+++ Dataset content +++

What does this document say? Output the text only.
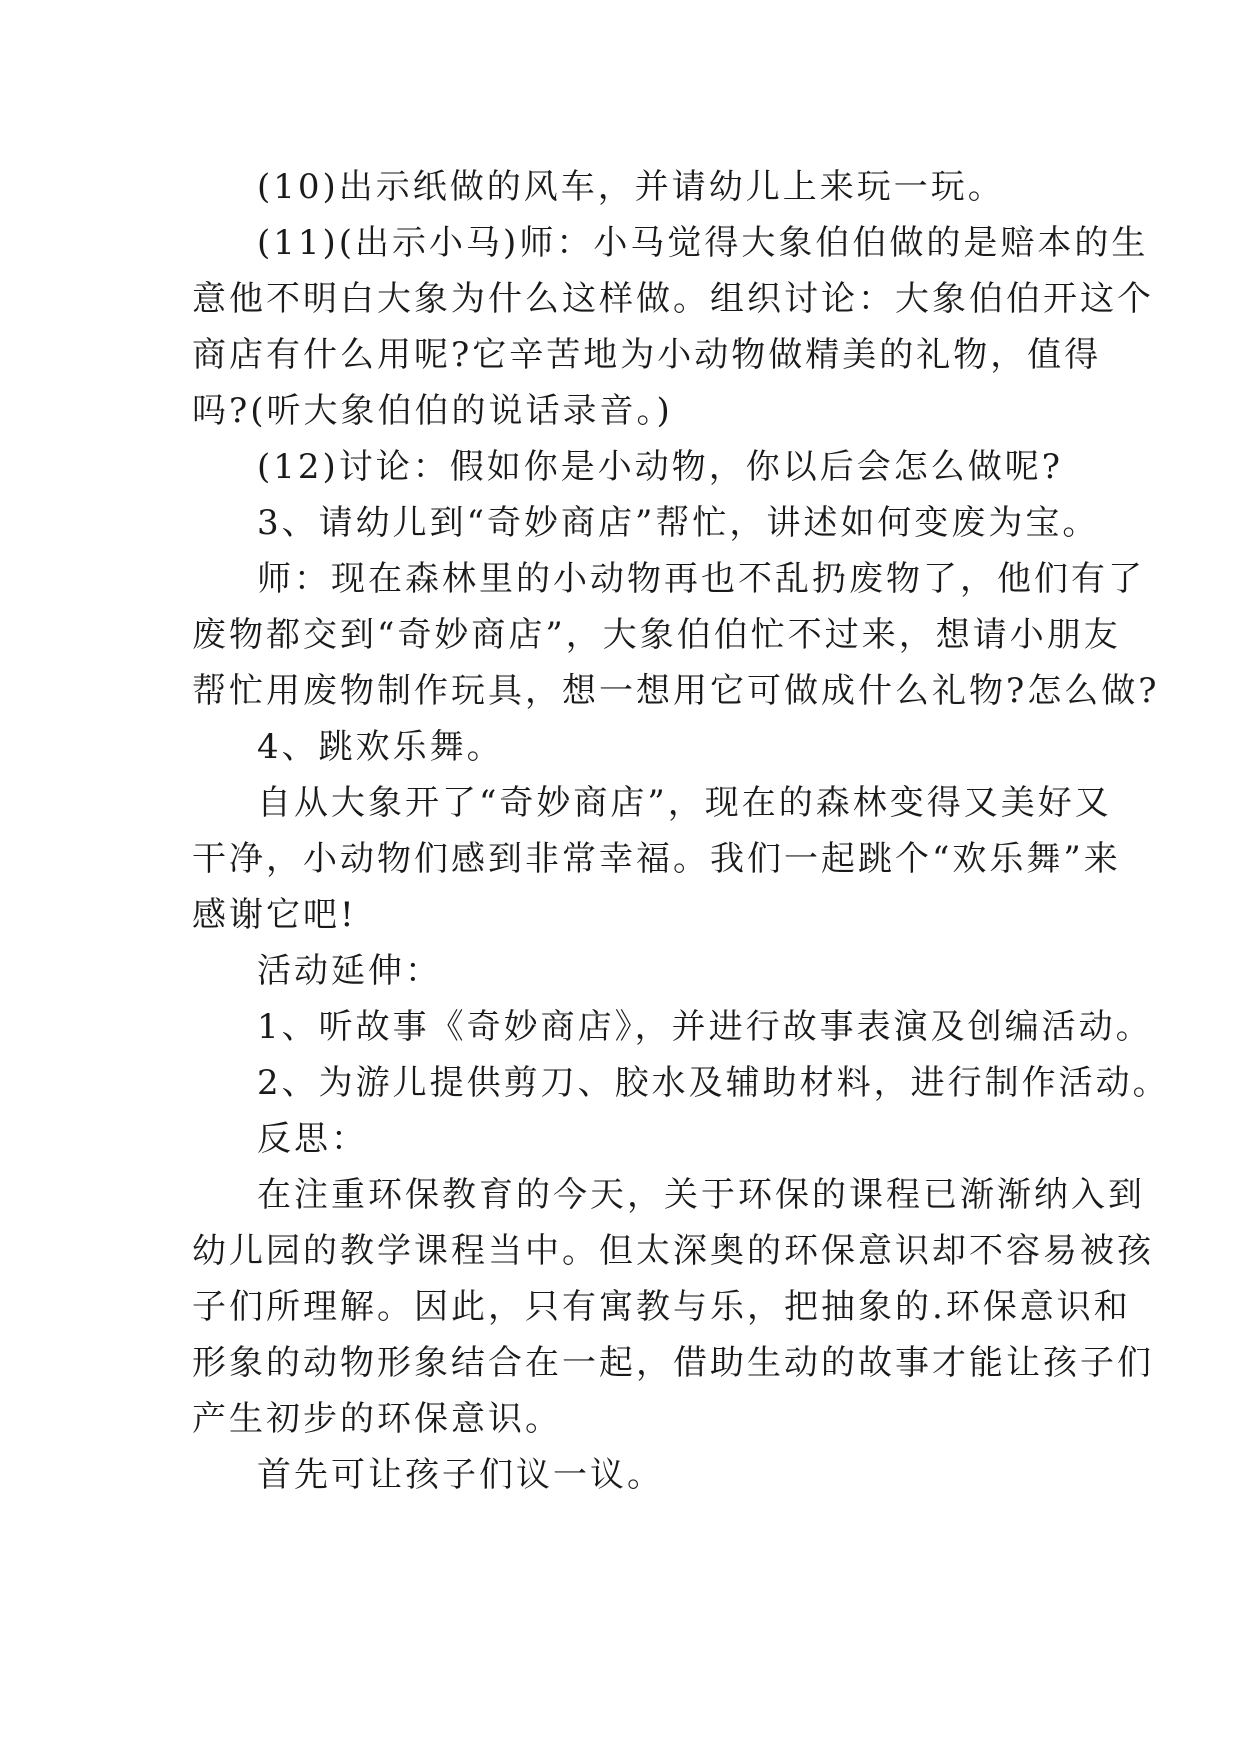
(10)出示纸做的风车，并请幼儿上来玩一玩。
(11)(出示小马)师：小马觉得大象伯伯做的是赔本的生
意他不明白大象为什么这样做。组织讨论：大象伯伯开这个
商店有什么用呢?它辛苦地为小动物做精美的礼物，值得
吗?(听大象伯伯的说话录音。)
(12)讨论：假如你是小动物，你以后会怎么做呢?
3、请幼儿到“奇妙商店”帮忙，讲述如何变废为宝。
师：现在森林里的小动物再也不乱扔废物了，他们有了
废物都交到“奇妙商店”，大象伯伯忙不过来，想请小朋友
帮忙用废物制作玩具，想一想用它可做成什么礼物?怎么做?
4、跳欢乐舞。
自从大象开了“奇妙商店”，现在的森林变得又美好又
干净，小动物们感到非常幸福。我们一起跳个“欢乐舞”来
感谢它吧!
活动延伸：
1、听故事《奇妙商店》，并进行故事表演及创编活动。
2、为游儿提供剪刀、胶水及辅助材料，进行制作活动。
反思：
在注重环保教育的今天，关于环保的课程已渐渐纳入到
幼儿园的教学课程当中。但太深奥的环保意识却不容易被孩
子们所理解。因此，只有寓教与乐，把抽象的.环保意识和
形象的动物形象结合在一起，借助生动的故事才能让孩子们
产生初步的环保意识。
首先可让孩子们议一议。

+++

## Short problem
Nothing but the pictures may be dropped; output the records above exactly.

## Output of the task
What does this document say? Output the text only.
(10)出示纸做的风车，并请幼儿上来玩一玩。
(11)(出示小马)师：小马觉得大象伯伯做的是赔本的生
意他不明白大象为什么这样做。组织讨论：大象伯伯开这个
商店有什么用呢?它辛苦地为小动物做精美的礼物，值得
吗?(听大象伯伯的说话录音。)
(12)讨论：假如你是小动物，你以后会怎么做呢?
3、请幼儿到“奇妙商店”帮忙，讲述如何变废为宝。
师：现在森林里的小动物再也不乱扔废物了，他们有了
废物都交到“奇妙商店”，大象伯伯忙不过来，想请小朋友
帮忙用废物制作玩具，想一想用它可做成什么礼物?怎么做?
4、跳欢乐舞。
自从大象开了“奇妙商店”，现在的森林变得又美好又
干净，小动物们感到非常幸福。我们一起跳个“欢乐舞”来
感谢它吧!
活动延伸：
1、听故事《奇妙商店》，并进行故事表演及创编活动。
2、为游儿提供剪刀、胶水及辅助材料，进行制作活动。
反思：
在注重环保教育的今天，关于环保的课程已渐渐纳入到
幼儿园的教学课程当中。但太深奥的环保意识却不容易被孩
子们所理解。因此，只有寓教与乐，把抽象的.环保意识和
形象的动物形象结合在一起，借助生动的故事才能让孩子们
产生初步的环保意识。
首先可让孩子们议一议。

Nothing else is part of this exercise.